Given task - Extract the text of every entry below exactly; leave images out.

Data for this task -
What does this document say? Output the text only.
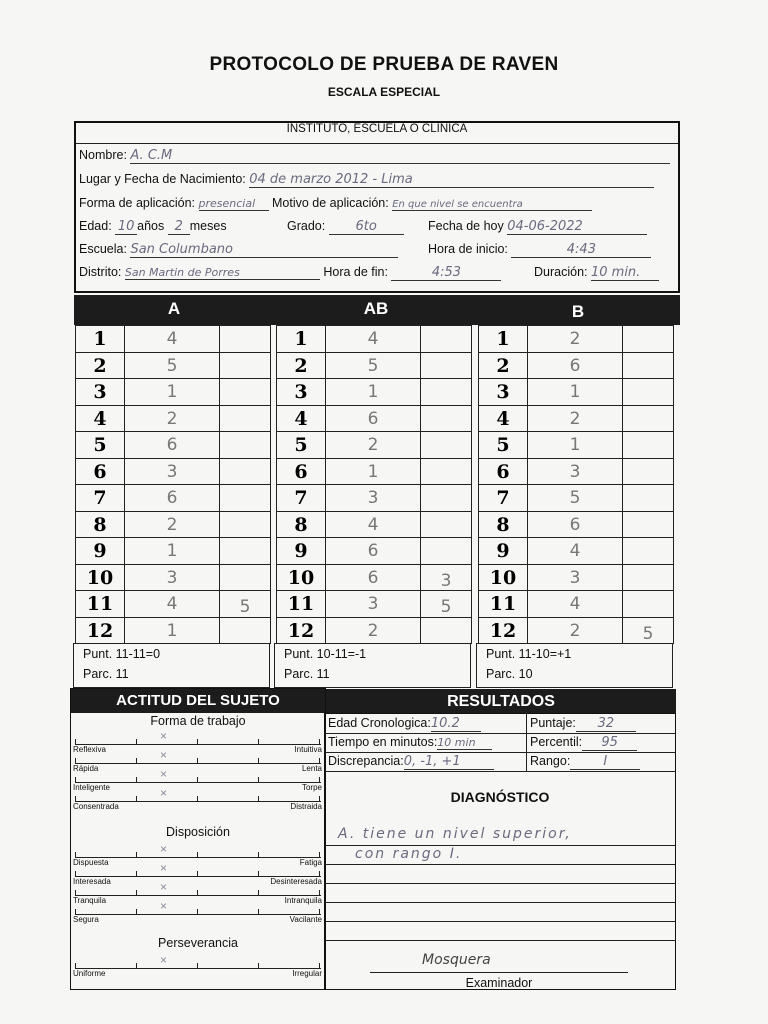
PROTOCOLO DE PRUEBA DE RAVEN
ESCALA ESPECIAL
INSTITUTO, ESCUELA O CLINICA
Nombre: A. C.M
Lugar y Fecha de Nacimiento: 04 de marzo 2012 - Lima
Forma de aplicación: presencial Motivo de aplicación: En que nivel se encuentra
Edad: 10 años 2 meses	Grado: 6to	Fecha de hoy 04-06-2022
Escuela: San Columbano	Hora de inicio:	4:43
Distrito: San Martin de Porres	Hora de fin:	4:53	Duración: 10 min.
A	AB	B
1	4
2	5
3	1
4	2
5	6
6	3
7	6
8	2
9	1
10	3
11	4	5
12	1
Punt. 11-11=0
Parc. 11
1	4
2	5
3	1
4	6
5	2
6	1
7	3
8	4
9	6
10	6	3
11	3	5
12	2
Punt. 10-11=-1
Parc. 11
1	2
2	6
3	1
4	2
5	1
6	3
7	5
8	6
9	4
10	3
11	4
12	2	5
Punt. 11-10=+1
Parc. 10
ACTITUD DEL SUJETO
Forma de trabajo
Disposición
Perseverancia
×
Reflexiva	Intuitiva
×
Rápida	Lenta
×
Inteligente	Torpe
×
Consentrada	Distraida
×
Dispuesta	Fatiga
×
Interesada	Desinteresada
×
Tranquila	Intranquila
×
Segura	Vacilante
×
Uniforme	Irregular
RESULTADOS
Edad Cronologica:10.2	Puntaje: 32
Tiempo en minutos:10 min	Percentil: 95
Discrepancia:0, -1, +1	Rango:	I
DIAGNÓSTICO
A. tiene un nivel superior,
con rango I.
Mosquera
Examinador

Expected output -
What does this document say? Output the text only.
PROTOCOLO DE PRUEBA DE RAVEN
ESCALA ESPECIAL
INSTITUTO, ESCUELA O CLINICA
Nombre: A. C.M
Lugar y Fecha de Nacimiento: 04 de marzo 2012 - Lima
Forma de aplicación: presencial Motivo de aplicación: En que nivel se encuentra
Edad: 10 años 2 meses	Grado: 6to	Fecha de hoy 04-06-2022
Escuela: San Columbano	Hora de inicio:	4:43
Distrito: San Martin de Porres	Hora de fin:	4:53	Duración: 10 min.
A	AB	B
1	4
2	5
3	1
4	2
5	6
6	3
7	6
8	2
9	1
10	3
11	4	5
12	1
Punt. 11-11=0
Parc. 11
1	4
2	5
3	1
4	6
5	2
6	1
7	3
8	4
9	6
10	6	3
11	3	5
12	2
Punt. 10-11=-1
Parc. 11
1	2
2	6
3	1
4	2
5	1
6	3
7	5
8	6
9	4
10	3
11	4
12	2	5
Punt. 11-10=+1
Parc. 10
ACTITUD DEL SUJETO
Forma de trabajo
Disposición
Perseverancia
×
Reflexiva	Intuitiva
×
Rápida	Lenta
×
Inteligente	Torpe
×
Consentrada	Distraida
×
Dispuesta	Fatiga
×
Interesada	Desinteresada
×
Tranquila	Intranquila
×
Segura	Vacilante
×
Uniforme	Irregular
RESULTADOS
Edad Cronologica:10.2	Puntaje: 32
Tiempo en minutos:10 min	Percentil: 95
Discrepancia:0, -1, +1	Rango:	I
DIAGNÓSTICO
A. tiene un nivel superior,
con rango I.
Mosquera
Examinador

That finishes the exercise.